(Problem description) Transcribe all of the material exactly. Any picture in it should be left out.

-- begin --

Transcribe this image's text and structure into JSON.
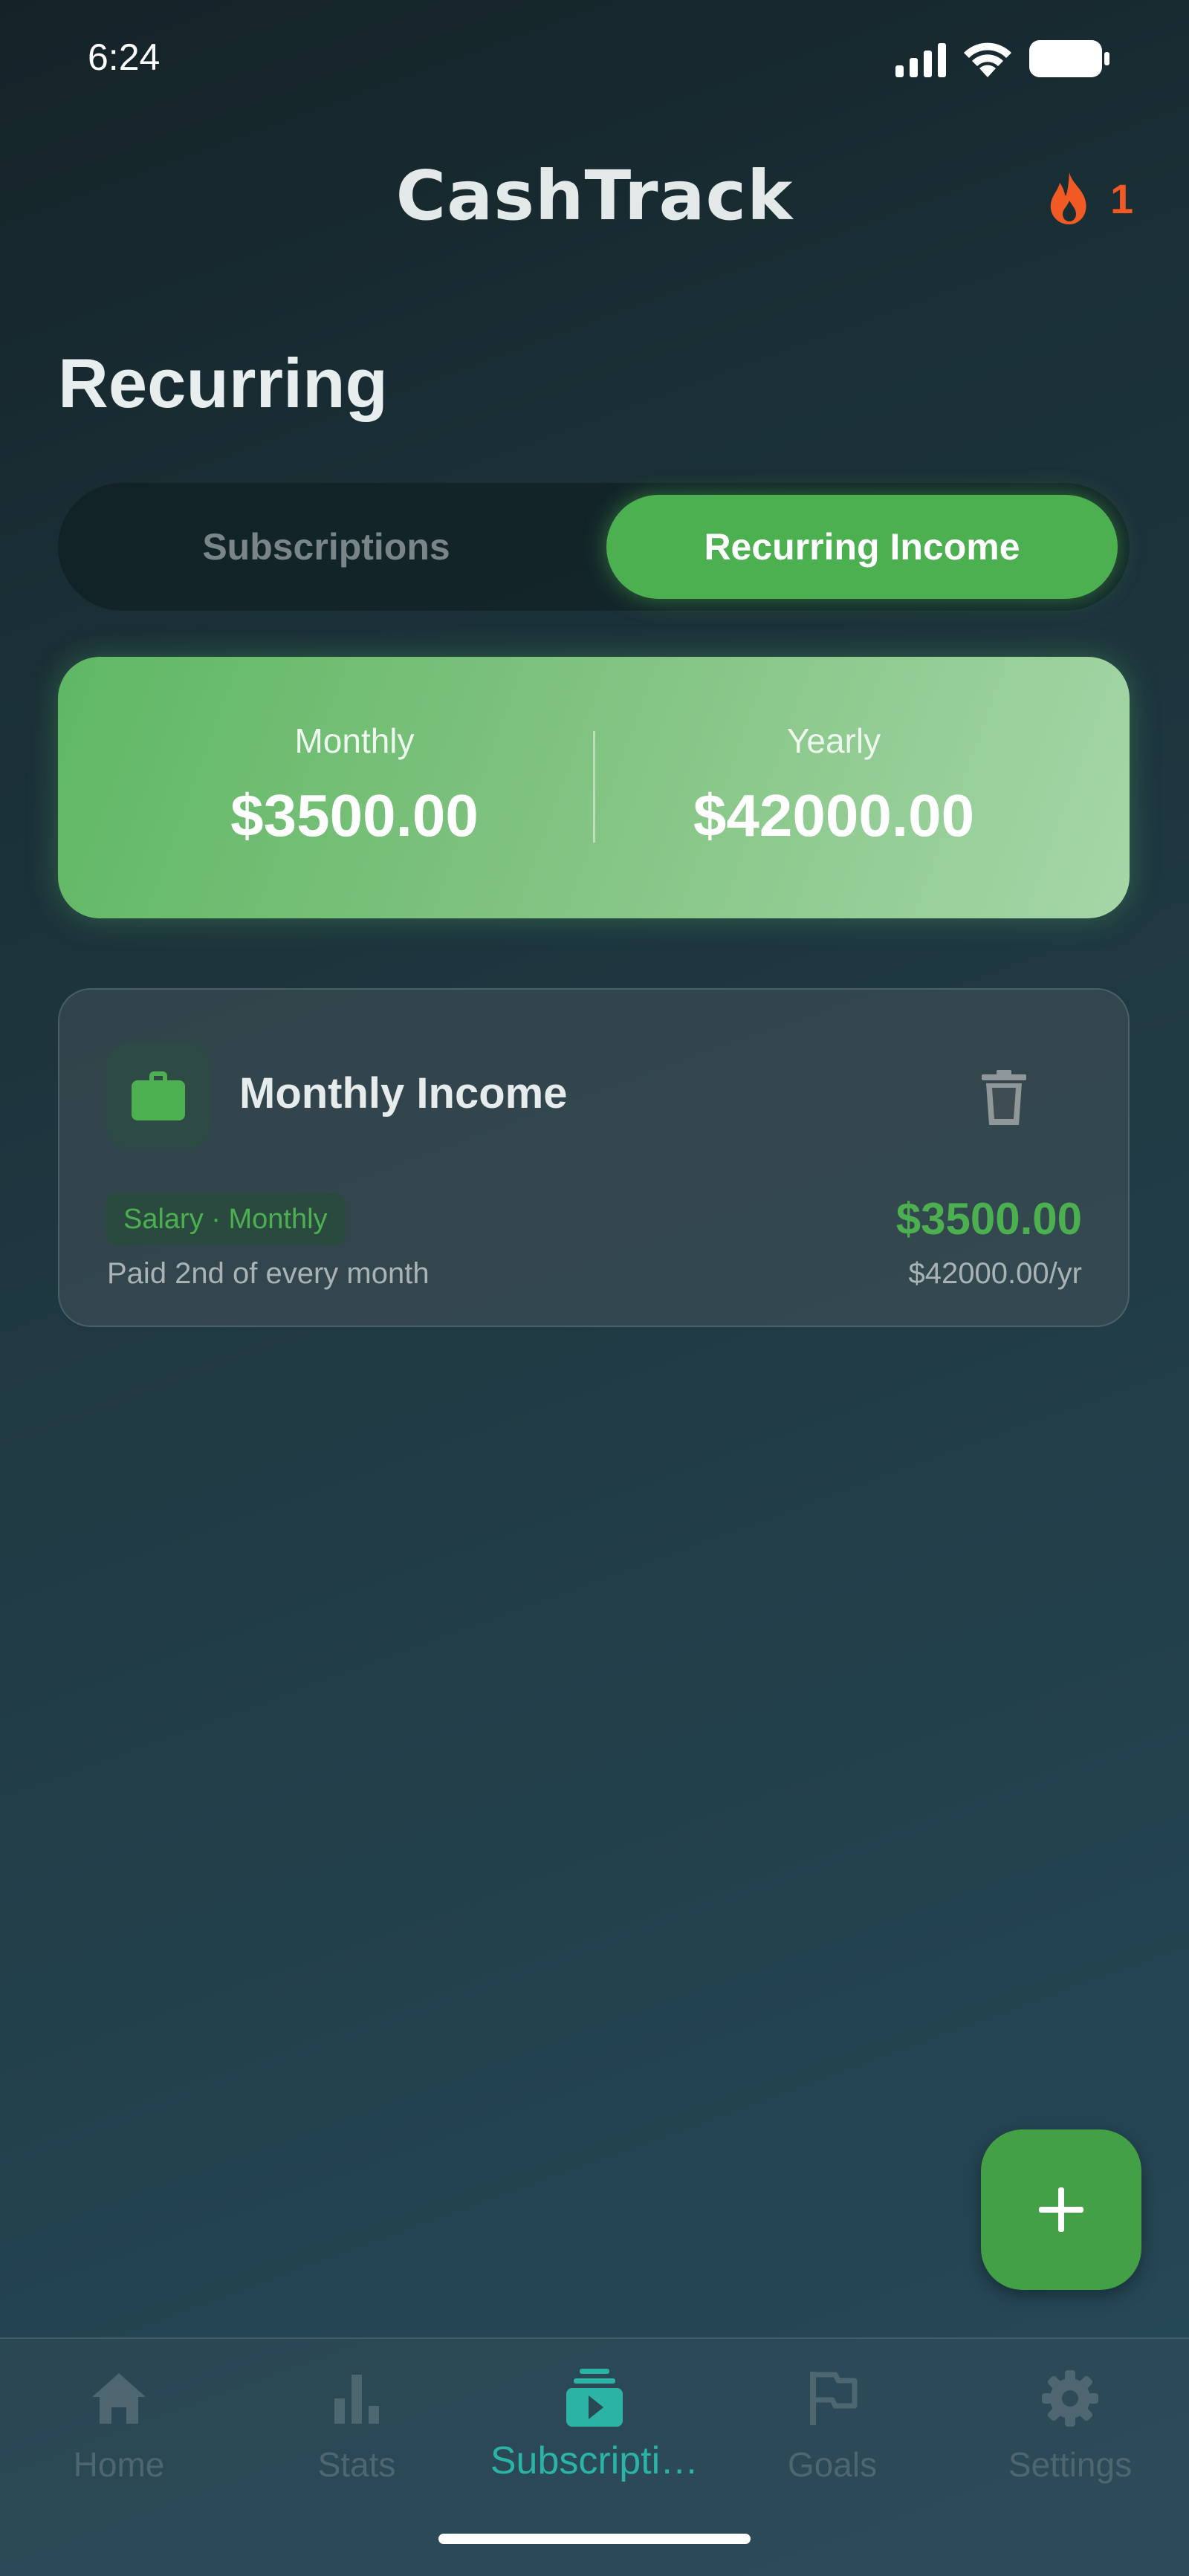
{
  "status_bar": {
    "time": "6:24"
  },
  "header": {
    "app_title": "CashTrack",
    "streak_count": "1"
  },
  "page": {
    "title": "Recurring"
  },
  "tabs": [
    {
      "label": "Subscriptions",
      "active": false
    },
    {
      "label": "Recurring Income",
      "active": true
    }
  ],
  "summary": {
    "monthly_label": "Monthly",
    "monthly_value": "$3500.00",
    "yearly_label": "Yearly",
    "yearly_value": "$42000.00"
  },
  "items": [
    {
      "name": "Monthly Income",
      "icon": "briefcase-icon",
      "tag": "Salary · Monthly",
      "note": "Paid 2nd of every month",
      "amount": "$3500.00",
      "yearly": "$42000.00/yr"
    }
  ],
  "bottom_nav": [
    {
      "label": "Home",
      "icon": "home-icon",
      "active": false
    },
    {
      "label": "Stats",
      "icon": "bar-chart-icon",
      "active": false
    },
    {
      "label": "Subscripti…",
      "icon": "subscriptions-icon",
      "active": true
    },
    {
      "label": "Goals",
      "icon": "flag-icon",
      "active": false
    },
    {
      "label": "Settings",
      "icon": "gear-icon",
      "active": false
    }
  ],
  "colors": {
    "accent": "#4caf50",
    "streak": "#f15a24",
    "nav_active": "#2bb3a6",
    "nav_inactive": "#4e6670"
  }
}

-- end --

(Exercise response)
Transcribe this image's text and structure into JSON.
{
  "status_bar": {
    "time": "6:24"
  },
  "header": {
    "app_title": "CashTrack",
    "streak_count": "1"
  },
  "page": {
    "title": "Recurring"
  },
  "tabs": [
    {
      "label": "Subscriptions",
      "active": false
    },
    {
      "label": "Recurring Income",
      "active": true
    }
  ],
  "summary": {
    "monthly_label": "Monthly",
    "monthly_value": "$3500.00",
    "yearly_label": "Yearly",
    "yearly_value": "$42000.00"
  },
  "items": [
    {
      "name": "Monthly Income",
      "icon": "briefcase-icon",
      "tag": "Salary · Monthly",
      "note": "Paid 2nd of every month",
      "amount": "$3500.00",
      "yearly": "$42000.00/yr"
    }
  ],
  "bottom_nav": [
    {
      "label": "Home",
      "icon": "home-icon",
      "active": false
    },
    {
      "label": "Stats",
      "icon": "bar-chart-icon",
      "active": false
    },
    {
      "label": "Subscripti…",
      "icon": "subscriptions-icon",
      "active": true
    },
    {
      "label": "Goals",
      "icon": "flag-icon",
      "active": false
    },
    {
      "label": "Settings",
      "icon": "gear-icon",
      "active": false
    }
  ],
  "colors": {
    "accent": "#4caf50",
    "streak": "#f15a24",
    "nav_active": "#2bb3a6",
    "nav_inactive": "#4e6670"
  }
}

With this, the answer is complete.